Data records
»»

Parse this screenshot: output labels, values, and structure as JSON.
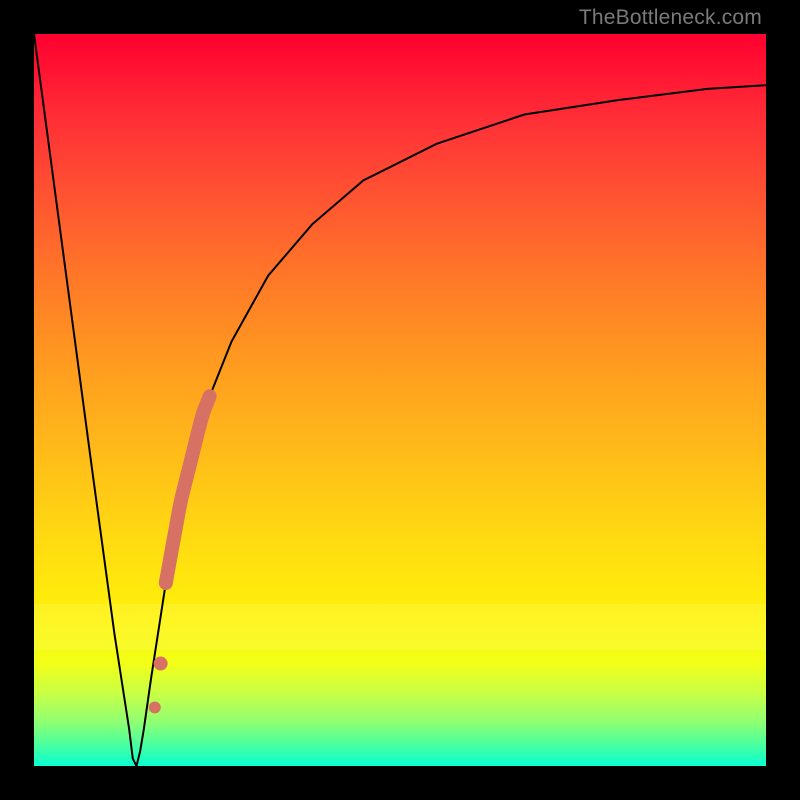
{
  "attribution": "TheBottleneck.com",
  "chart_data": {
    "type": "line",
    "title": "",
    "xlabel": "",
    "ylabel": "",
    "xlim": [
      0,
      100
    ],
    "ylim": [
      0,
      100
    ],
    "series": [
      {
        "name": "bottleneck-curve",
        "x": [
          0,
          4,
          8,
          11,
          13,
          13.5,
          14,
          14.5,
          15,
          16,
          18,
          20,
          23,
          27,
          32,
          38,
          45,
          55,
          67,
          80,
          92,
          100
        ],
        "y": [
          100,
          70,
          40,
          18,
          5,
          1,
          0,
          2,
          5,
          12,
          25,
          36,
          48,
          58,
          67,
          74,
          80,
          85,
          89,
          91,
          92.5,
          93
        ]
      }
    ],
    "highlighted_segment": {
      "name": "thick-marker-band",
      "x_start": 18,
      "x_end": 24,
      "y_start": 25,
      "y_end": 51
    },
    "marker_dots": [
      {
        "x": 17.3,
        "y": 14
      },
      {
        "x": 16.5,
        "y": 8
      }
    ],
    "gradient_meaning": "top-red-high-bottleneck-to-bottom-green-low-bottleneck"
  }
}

««
»»

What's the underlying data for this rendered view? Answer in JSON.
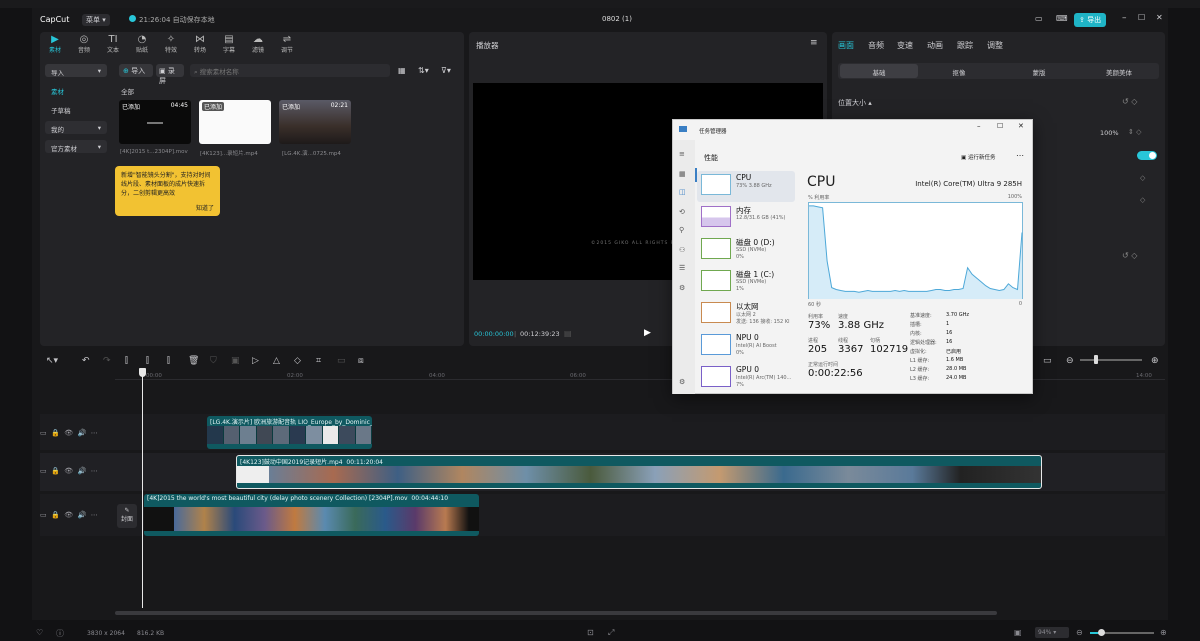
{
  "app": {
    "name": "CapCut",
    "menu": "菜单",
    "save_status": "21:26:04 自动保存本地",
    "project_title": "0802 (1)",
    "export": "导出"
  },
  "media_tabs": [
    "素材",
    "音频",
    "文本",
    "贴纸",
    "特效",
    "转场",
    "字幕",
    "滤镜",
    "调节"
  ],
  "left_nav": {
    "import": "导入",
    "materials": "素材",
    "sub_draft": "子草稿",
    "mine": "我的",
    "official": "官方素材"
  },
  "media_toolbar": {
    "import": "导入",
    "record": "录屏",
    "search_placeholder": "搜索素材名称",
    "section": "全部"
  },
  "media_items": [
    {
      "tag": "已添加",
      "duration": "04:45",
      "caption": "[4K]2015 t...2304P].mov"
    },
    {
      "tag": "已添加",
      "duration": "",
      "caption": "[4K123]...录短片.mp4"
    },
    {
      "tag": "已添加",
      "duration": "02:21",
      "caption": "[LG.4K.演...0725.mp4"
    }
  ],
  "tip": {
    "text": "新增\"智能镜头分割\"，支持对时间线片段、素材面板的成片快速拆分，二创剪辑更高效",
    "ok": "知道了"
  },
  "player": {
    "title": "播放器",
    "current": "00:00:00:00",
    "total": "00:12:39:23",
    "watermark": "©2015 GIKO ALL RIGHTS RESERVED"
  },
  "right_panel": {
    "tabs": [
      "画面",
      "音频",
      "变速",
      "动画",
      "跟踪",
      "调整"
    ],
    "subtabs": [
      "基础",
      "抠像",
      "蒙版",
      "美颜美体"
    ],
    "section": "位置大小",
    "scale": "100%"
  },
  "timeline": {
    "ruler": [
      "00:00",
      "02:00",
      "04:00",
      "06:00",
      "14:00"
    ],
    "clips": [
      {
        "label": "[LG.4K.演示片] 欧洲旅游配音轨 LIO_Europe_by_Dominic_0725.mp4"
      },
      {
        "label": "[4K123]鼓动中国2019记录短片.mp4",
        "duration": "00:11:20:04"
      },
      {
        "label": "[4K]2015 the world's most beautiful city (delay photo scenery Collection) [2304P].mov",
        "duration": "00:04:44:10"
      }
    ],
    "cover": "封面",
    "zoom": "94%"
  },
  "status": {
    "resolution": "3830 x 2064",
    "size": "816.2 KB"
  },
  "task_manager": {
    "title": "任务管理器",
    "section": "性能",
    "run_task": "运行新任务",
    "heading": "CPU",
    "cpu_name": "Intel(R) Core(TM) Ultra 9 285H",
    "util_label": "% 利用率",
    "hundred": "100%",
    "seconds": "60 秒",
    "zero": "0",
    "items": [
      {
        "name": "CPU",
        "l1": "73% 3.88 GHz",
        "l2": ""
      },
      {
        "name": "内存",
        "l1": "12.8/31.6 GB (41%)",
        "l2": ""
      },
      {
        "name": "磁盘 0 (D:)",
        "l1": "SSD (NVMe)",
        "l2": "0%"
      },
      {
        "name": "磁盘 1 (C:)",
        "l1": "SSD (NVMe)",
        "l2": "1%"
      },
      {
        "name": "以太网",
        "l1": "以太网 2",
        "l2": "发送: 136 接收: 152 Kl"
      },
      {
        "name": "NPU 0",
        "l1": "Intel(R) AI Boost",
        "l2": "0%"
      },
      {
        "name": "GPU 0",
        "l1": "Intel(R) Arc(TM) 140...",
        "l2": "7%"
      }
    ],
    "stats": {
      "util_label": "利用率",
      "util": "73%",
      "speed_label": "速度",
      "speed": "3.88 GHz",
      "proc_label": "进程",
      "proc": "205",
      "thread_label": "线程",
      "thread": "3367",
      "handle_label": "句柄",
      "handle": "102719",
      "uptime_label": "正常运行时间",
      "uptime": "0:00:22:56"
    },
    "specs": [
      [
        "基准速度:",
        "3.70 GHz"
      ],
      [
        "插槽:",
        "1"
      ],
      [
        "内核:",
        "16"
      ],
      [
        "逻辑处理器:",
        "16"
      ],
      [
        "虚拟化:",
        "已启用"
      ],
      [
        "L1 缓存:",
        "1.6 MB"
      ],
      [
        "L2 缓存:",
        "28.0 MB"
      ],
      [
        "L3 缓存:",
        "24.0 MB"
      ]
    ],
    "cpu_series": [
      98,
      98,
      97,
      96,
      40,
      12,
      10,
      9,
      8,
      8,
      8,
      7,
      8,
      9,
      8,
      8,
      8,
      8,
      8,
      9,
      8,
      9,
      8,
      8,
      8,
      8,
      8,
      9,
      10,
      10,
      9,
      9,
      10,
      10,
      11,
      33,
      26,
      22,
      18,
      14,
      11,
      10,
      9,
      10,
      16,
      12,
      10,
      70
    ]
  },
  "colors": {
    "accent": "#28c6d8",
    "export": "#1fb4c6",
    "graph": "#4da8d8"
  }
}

««
»»

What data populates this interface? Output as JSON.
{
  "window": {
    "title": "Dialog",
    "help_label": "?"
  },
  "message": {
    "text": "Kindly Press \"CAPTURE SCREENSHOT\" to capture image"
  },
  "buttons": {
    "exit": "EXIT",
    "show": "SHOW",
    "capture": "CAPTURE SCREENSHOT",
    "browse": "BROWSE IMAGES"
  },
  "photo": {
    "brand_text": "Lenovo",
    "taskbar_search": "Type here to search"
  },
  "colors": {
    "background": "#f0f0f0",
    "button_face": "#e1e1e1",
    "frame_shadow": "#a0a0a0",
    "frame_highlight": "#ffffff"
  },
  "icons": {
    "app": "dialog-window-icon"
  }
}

««

## Instruction
In the listing, how many lines hold "caption"? Answer with a bare number.

## The completed task
3